───── Dataset records

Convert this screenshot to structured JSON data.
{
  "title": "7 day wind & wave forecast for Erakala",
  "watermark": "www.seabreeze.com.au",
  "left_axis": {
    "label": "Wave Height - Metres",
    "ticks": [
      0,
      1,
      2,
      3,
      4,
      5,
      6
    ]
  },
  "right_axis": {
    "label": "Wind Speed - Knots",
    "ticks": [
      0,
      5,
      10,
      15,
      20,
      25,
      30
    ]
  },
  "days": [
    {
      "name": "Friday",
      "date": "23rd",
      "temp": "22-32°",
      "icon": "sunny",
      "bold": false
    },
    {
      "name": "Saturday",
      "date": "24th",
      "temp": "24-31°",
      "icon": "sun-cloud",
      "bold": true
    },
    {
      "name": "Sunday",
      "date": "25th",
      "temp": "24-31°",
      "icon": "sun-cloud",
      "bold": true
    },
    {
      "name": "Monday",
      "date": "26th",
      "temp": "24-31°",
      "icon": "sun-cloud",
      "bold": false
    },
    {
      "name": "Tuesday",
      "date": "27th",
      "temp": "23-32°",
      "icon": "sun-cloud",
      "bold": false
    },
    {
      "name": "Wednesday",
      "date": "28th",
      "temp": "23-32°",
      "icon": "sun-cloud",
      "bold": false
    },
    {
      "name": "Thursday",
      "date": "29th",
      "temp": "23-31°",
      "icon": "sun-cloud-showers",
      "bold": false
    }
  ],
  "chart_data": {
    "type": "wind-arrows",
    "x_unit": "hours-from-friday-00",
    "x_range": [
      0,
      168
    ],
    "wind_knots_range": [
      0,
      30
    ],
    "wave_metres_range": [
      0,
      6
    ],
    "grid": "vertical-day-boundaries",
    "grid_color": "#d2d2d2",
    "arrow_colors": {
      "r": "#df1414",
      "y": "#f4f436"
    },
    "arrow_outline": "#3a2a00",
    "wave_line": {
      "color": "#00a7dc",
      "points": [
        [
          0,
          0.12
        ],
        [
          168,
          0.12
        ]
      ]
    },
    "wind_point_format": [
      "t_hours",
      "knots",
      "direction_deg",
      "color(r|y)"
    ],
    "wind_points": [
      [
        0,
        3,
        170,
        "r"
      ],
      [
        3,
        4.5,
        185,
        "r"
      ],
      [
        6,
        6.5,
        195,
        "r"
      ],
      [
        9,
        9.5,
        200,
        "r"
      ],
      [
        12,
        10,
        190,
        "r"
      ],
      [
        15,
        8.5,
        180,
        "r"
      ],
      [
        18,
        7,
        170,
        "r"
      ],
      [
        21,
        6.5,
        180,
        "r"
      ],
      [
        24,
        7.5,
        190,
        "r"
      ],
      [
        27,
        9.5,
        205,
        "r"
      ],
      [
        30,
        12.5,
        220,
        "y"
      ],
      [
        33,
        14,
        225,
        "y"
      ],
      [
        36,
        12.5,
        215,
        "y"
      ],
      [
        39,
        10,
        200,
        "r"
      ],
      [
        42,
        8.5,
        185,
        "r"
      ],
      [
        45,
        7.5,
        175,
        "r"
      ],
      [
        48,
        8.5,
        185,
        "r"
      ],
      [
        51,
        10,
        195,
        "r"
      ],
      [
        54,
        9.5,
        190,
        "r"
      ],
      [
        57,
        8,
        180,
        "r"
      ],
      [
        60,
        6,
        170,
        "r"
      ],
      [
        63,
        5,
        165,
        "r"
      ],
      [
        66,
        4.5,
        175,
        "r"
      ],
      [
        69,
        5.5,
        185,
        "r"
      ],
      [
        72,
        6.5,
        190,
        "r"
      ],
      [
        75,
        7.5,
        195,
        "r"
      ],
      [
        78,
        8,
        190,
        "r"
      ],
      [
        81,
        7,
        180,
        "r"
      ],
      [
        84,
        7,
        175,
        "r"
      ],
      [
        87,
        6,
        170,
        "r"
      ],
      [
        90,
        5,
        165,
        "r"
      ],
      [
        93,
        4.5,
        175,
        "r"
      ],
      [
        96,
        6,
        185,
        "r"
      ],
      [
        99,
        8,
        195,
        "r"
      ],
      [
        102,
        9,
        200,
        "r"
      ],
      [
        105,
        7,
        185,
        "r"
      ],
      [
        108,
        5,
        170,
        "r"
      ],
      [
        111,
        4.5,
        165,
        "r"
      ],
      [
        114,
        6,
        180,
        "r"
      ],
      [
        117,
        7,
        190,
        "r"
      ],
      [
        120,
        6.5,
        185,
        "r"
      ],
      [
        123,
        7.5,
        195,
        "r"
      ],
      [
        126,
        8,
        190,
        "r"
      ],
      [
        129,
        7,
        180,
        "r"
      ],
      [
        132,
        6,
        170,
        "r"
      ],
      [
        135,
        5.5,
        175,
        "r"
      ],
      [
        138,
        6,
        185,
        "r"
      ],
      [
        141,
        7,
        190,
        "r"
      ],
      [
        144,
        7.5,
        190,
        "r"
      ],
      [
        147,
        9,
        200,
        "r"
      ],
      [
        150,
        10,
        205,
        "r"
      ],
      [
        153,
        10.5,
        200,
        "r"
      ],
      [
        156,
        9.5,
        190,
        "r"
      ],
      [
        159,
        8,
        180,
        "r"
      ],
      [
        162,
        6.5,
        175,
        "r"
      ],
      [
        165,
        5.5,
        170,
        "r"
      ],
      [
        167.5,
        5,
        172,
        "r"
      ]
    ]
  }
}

──────────

Problem requirements
Give an exact copy of all the data shown above.

Answer for the task
Convert this screenshot to structured JSON data.
{
  "title": "7 day wind & wave forecast for Erakala",
  "watermark": "www.seabreeze.com.au",
  "left_axis": {
    "label": "Wave Height - Metres",
    "ticks": [
      0,
      1,
      2,
      3,
      4,
      5,
      6
    ]
  },
  "right_axis": {
    "label": "Wind Speed - Knots",
    "ticks": [
      0,
      5,
      10,
      15,
      20,
      25,
      30
    ]
  },
  "days": [
    {
      "name": "Friday",
      "date": "23rd",
      "temp": "22-32°",
      "icon": "sunny",
      "bold": false
    },
    {
      "name": "Saturday",
      "date": "24th",
      "temp": "24-31°",
      "icon": "sun-cloud",
      "bold": true
    },
    {
      "name": "Sunday",
      "date": "25th",
      "temp": "24-31°",
      "icon": "sun-cloud",
      "bold": true
    },
    {
      "name": "Monday",
      "date": "26th",
      "temp": "24-31°",
      "icon": "sun-cloud",
      "bold": false
    },
    {
      "name": "Tuesday",
      "date": "27th",
      "temp": "23-32°",
      "icon": "sun-cloud",
      "bold": false
    },
    {
      "name": "Wednesday",
      "date": "28th",
      "temp": "23-32°",
      "icon": "sun-cloud",
      "bold": false
    },
    {
      "name": "Thursday",
      "date": "29th",
      "temp": "23-31°",
      "icon": "sun-cloud-showers",
      "bold": false
    }
  ],
  "chart_data": {
    "type": "wind-arrows",
    "x_unit": "hours-from-friday-00",
    "x_range": [
      0,
      168
    ],
    "wind_knots_range": [
      0,
      30
    ],
    "wave_metres_range": [
      0,
      6
    ],
    "grid": "vertical-day-boundaries",
    "grid_color": "#d2d2d2",
    "arrow_colors": {
      "r": "#df1414",
      "y": "#f4f436"
    },
    "arrow_outline": "#3a2a00",
    "wave_line": {
      "color": "#00a7dc",
      "points": [
        [
          0,
          0.12
        ],
        [
          168,
          0.12
        ]
      ]
    },
    "wind_point_format": [
      "t_hours",
      "knots",
      "direction_deg",
      "color(r|y)"
    ],
    "wind_points": [
      [
        0,
        3,
        170,
        "r"
      ],
      [
        3,
        4.5,
        185,
        "r"
      ],
      [
        6,
        6.5,
        195,
        "r"
      ],
      [
        9,
        9.5,
        200,
        "r"
      ],
      [
        12,
        10,
        190,
        "r"
      ],
      [
        15,
        8.5,
        180,
        "r"
      ],
      [
        18,
        7,
        170,
        "r"
      ],
      [
        21,
        6.5,
        180,
        "r"
      ],
      [
        24,
        7.5,
        190,
        "r"
      ],
      [
        27,
        9.5,
        205,
        "r"
      ],
      [
        30,
        12.5,
        220,
        "y"
      ],
      [
        33,
        14,
        225,
        "y"
      ],
      [
        36,
        12.5,
        215,
        "y"
      ],
      [
        39,
        10,
        200,
        "r"
      ],
      [
        42,
        8.5,
        185,
        "r"
      ],
      [
        45,
        7.5,
        175,
        "r"
      ],
      [
        48,
        8.5,
        185,
        "r"
      ],
      [
        51,
        10,
        195,
        "r"
      ],
      [
        54,
        9.5,
        190,
        "r"
      ],
      [
        57,
        8,
        180,
        "r"
      ],
      [
        60,
        6,
        170,
        "r"
      ],
      [
        63,
        5,
        165,
        "r"
      ],
      [
        66,
        4.5,
        175,
        "r"
      ],
      [
        69,
        5.5,
        185,
        "r"
      ],
      [
        72,
        6.5,
        190,
        "r"
      ],
      [
        75,
        7.5,
        195,
        "r"
      ],
      [
        78,
        8,
        190,
        "r"
      ],
      [
        81,
        7,
        180,
        "r"
      ],
      [
        84,
        7,
        175,
        "r"
      ],
      [
        87,
        6,
        170,
        "r"
      ],
      [
        90,
        5,
        165,
        "r"
      ],
      [
        93,
        4.5,
        175,
        "r"
      ],
      [
        96,
        6,
        185,
        "r"
      ],
      [
        99,
        8,
        195,
        "r"
      ],
      [
        102,
        9,
        200,
        "r"
      ],
      [
        105,
        7,
        185,
        "r"
      ],
      [
        108,
        5,
        170,
        "r"
      ],
      [
        111,
        4.5,
        165,
        "r"
      ],
      [
        114,
        6,
        180,
        "r"
      ],
      [
        117,
        7,
        190,
        "r"
      ],
      [
        120,
        6.5,
        185,
        "r"
      ],
      [
        123,
        7.5,
        195,
        "r"
      ],
      [
        126,
        8,
        190,
        "r"
      ],
      [
        129,
        7,
        180,
        "r"
      ],
      [
        132,
        6,
        170,
        "r"
      ],
      [
        135,
        5.5,
        175,
        "r"
      ],
      [
        138,
        6,
        185,
        "r"
      ],
      [
        141,
        7,
        190,
        "r"
      ],
      [
        144,
        7.5,
        190,
        "r"
      ],
      [
        147,
        9,
        200,
        "r"
      ],
      [
        150,
        10,
        205,
        "r"
      ],
      [
        153,
        10.5,
        200,
        "r"
      ],
      [
        156,
        9.5,
        190,
        "r"
      ],
      [
        159,
        8,
        180,
        "r"
      ],
      [
        162,
        6.5,
        175,
        "r"
      ],
      [
        165,
        5.5,
        170,
        "r"
      ],
      [
        167.5,
        5,
        172,
        "r"
      ]
    ]
  }
}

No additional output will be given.